## WHAT YOU SHOULD DO
In the nonprofit tax alert, which section of the Bill would tax tax-exempt organizations at regular corporate rates on certain tax-free fringe benefits they give employees?

## PASSAGE GIVEN
November 06, 2017
Nonprofit Organizations Alert
Last week, the House Republicans released the proposed Tax Cuts and Jobs Act, which includes provisions that will impact the operations of tax-exempt organizations. This alert discusses what nonprofits need to know.
On November 2, 2017, the House Republicans released the proposed Tax Cuts and Jobs Act (the “Bill”) which is intended to implement President Trump’s campaign promise to simplify the tax code. Included in the Bill were provisions that will impact the operations of tax-exempt organizations. All provisions discussed below would be effective for tax years beginning after December 31, 2017.
The Bill would amend the law in a number of respects with respect to the income tax charitable contribution deduction. While the deduction has been present in the Internal Revenue Code (“Code”) for a hundred years and would remain so, certain other changes in the Bill are expected to have a deleterious effect on charitable giving, including changes to the standard deduction, elimination of the alternative minimum tax and the repeal of the estate tax (with a delay in its effective date).
However, for taxpayers who still itemize deductions there are some increased incentives:
Other changes in the charitable contribution context include repeal of the special valuation rule that provides a charitable deduction of 80% of the amount paid for the right to purchase tickets for athletic events as well as the ability to deduct any portion of this type of payment. (Section 1306 of the Bill). Commentators misconstrue this provision as a giveaway to university donors when, in fact, it was an accommodation to taxpayers and the IRS to avoid costly wrangling over valuation of the quid pro quo value of such payments. To be clear, Code Section 170(l) did not allow any additional deduction not already permitted by the Code.
The proposed Bill also repeals the mechanism that allowed charities to satisfy the contemporaneous written acknowledgment requirement on behalf of their donors of $250 or more. (Section 1306 of the Bill). Although many charities did not use this provision to stop providing individual donor receipts, the reason for its repeal is unclear.
Section 3308 of the Bill proposes to tax at regular corporate rates amounts that exempt organizations provide to employees as tax-free fringe benefits—particularly transportation fringe benefits, and on-premises gyms as well as other athletic facilities. The stated concern is that exempt organizations have an advantage over tax-paying businesses in recruiting and retaining employees. Why that concern is limited to two specific fringe benefits, and not the ability to compensate employees generally, is unaddressed by the change. The long-standing income disparity between employees of tax-exempt and taxable business is apparently irrelevant as well.

## SOURCE MATERIAL
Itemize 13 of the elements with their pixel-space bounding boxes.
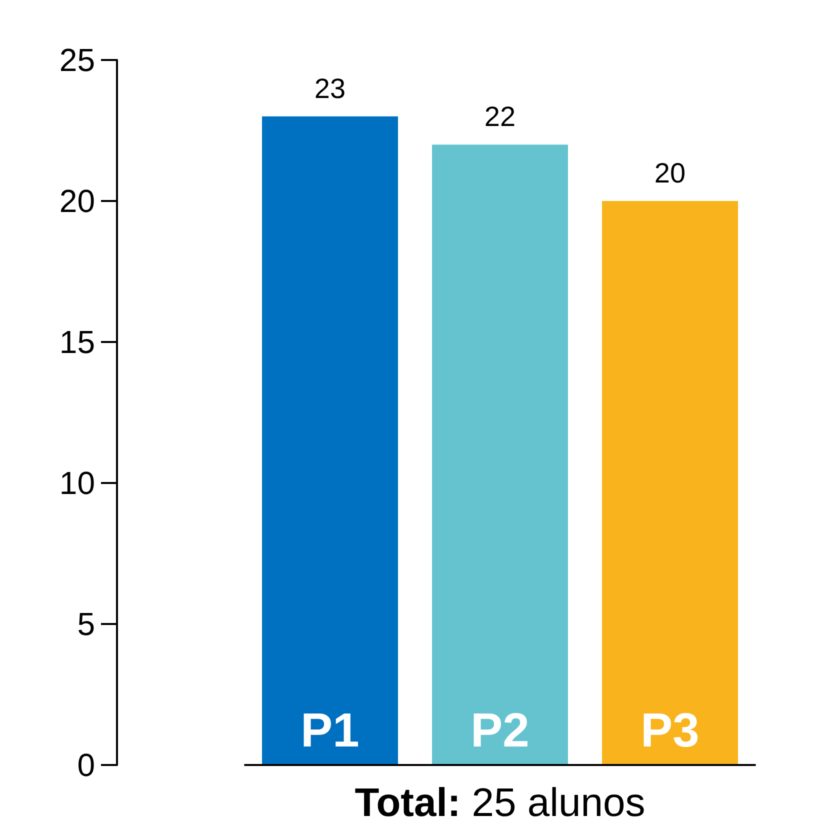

## TASK ANSWER
Section 3308